◆ **REQUIREMENTS**
Gather the lines below that include the string "TradingView", copying each in full.

◆ **RECORDS TO USE**
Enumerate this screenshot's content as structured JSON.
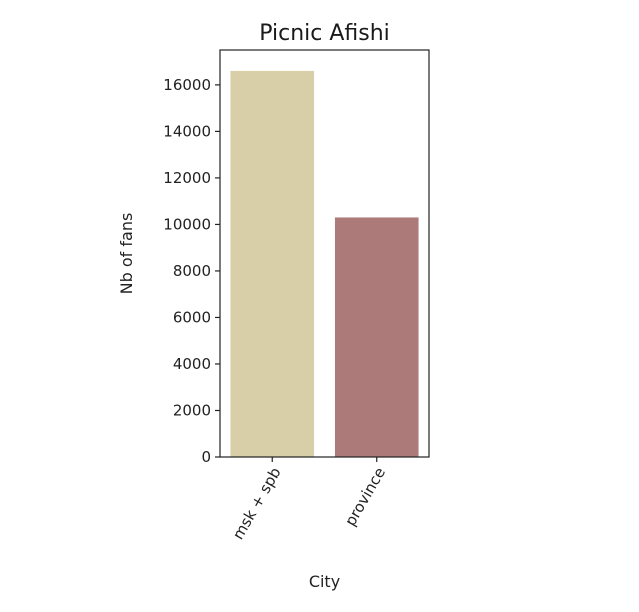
{
  "chart_data": {
    "type": "bar",
    "title": "Picnic Afishi",
    "xlabel": "City",
    "ylabel": "Nb of fans",
    "categories": [
      "msk + spb",
      "province"
    ],
    "values": [
      16600,
      10300
    ],
    "colors": [
      "#d8cfa8",
      "#ad7a7a"
    ],
    "ylim": [
      0,
      17500
    ],
    "yticks": [
      0,
      2000,
      4000,
      6000,
      8000,
      10000,
      12000,
      14000,
      16000
    ],
    "ytick_labels": [
      "0",
      "2000",
      "4000",
      "6000",
      "8000",
      "10000",
      "12000",
      "14000",
      "16000"
    ],
    "grid": false,
    "xtick_rotation_deg": -60
  }
}
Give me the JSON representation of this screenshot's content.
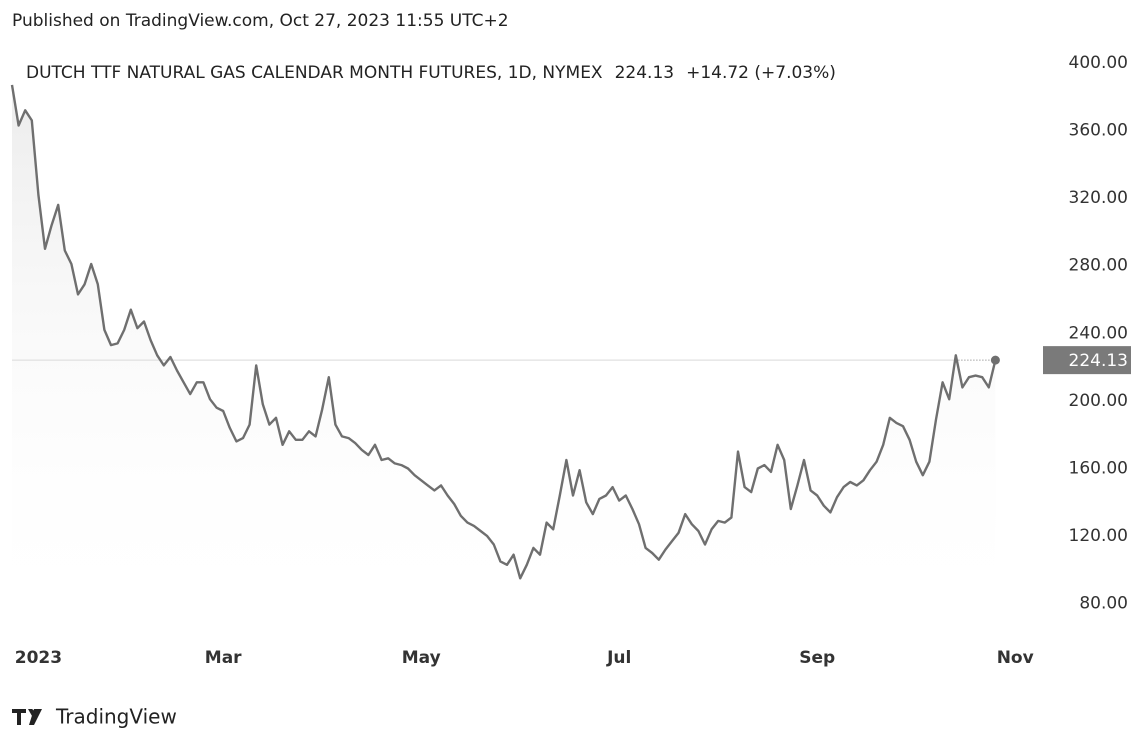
{
  "chart_data": {
    "type": "line",
    "published": "Published on TradingView.com, Oct 27, 2023 11:55 UTC+2",
    "title": "DUTCH TTF NATURAL GAS CALENDAR MONTH FUTURES, 1D, NYMEX",
    "change": "+14.72 (+7.03%)",
    "footer": "TradingView",
    "color": "#6f6f6f",
    "categories": [
      null,
      null,
      null,
      null,
      "2023",
      null,
      null,
      null,
      null,
      null,
      null,
      null,
      null,
      null,
      null,
      null,
      null,
      null,
      null,
      null,
      null,
      null,
      null,
      null,
      null,
      null,
      null,
      null,
      null,
      null,
      null,
      null,
      "Mar",
      null,
      null,
      null,
      null,
      null,
      null,
      null,
      null,
      null,
      null,
      null,
      null,
      null,
      null,
      null,
      null,
      null,
      null,
      null,
      null,
      null,
      null,
      null,
      null,
      null,
      null,
      null,
      null,
      null,
      "May",
      null,
      null,
      null,
      null,
      null,
      null,
      null,
      null,
      null,
      null,
      null,
      null,
      null,
      null,
      null,
      null,
      null,
      null,
      null,
      null,
      null,
      null,
      null,
      null,
      null,
      null,
      null,
      null,
      null,
      "Jul",
      null,
      null,
      null,
      null,
      null,
      null,
      null,
      null,
      null,
      null,
      null,
      null,
      null,
      null,
      null,
      null,
      null,
      null,
      null,
      null,
      null,
      null,
      null,
      null,
      null,
      null,
      null,
      null,
      null,
      "Sep",
      null,
      null,
      null,
      null,
      null,
      null,
      null,
      null,
      null,
      null,
      null,
      null,
      null,
      null,
      null,
      null,
      null,
      null,
      null,
      null,
      null,
      null,
      null,
      null,
      null,
      null,
      null,
      null,
      null,
      "Nov"
    ],
    "values": [
      387,
      363,
      372,
      366,
      322,
      290,
      304,
      316,
      289,
      281,
      263,
      269,
      281,
      269,
      242,
      233,
      234,
      242,
      254,
      243,
      247,
      236,
      227,
      221,
      226,
      218,
      211,
      204,
      211,
      211,
      201,
      196,
      194,
      184,
      176,
      178,
      186,
      221,
      198,
      186,
      190,
      174,
      182,
      177,
      177,
      182,
      179,
      195,
      214,
      186,
      179,
      178,
      175,
      171,
      168,
      174,
      165,
      166,
      163,
      162,
      160,
      156,
      153,
      150,
      147,
      150,
      144,
      139,
      132,
      128,
      126,
      123,
      120,
      115,
      105,
      103,
      109,
      95,
      103,
      113,
      109,
      128,
      124,
      144,
      165,
      144,
      159,
      140,
      133,
      142,
      144,
      149,
      141,
      144,
      136,
      127,
      113,
      110,
      106,
      112,
      117,
      122,
      133,
      127,
      123,
      115,
      124,
      129,
      128,
      131,
      170,
      149,
      146,
      160,
      162,
      158,
      174,
      165,
      136,
      150,
      165,
      147,
      144,
      138,
      134,
      143,
      149,
      152,
      150,
      153,
      159,
      164,
      174,
      190,
      187,
      185,
      177,
      164,
      156,
      164,
      189,
      211,
      201,
      227,
      208,
      214,
      215,
      214,
      208,
      224.13,
      null,
      null,
      null
    ],
    "ylim": [
      65,
      413
    ],
    "yticks": [
      {
        "value": 80,
        "label": "80.00"
      },
      {
        "value": 120,
        "label": "120.00"
      },
      {
        "value": 160,
        "label": "160.00"
      },
      {
        "value": 200,
        "label": "200.00"
      },
      {
        "value": 240,
        "label": "240.00"
      },
      {
        "value": 280,
        "label": "280.00"
      },
      {
        "value": 320,
        "label": "320.00"
      },
      {
        "value": 360,
        "label": "360.00"
      },
      {
        "value": 400,
        "label": "400.00"
      }
    ],
    "grid": false
  }
}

◆ **OUTPUT FOR THIS TASK**
    "published": "Published on TradingView.com, Oct 27, 2023 11:55 UTC+2",
    "footer": "TradingView",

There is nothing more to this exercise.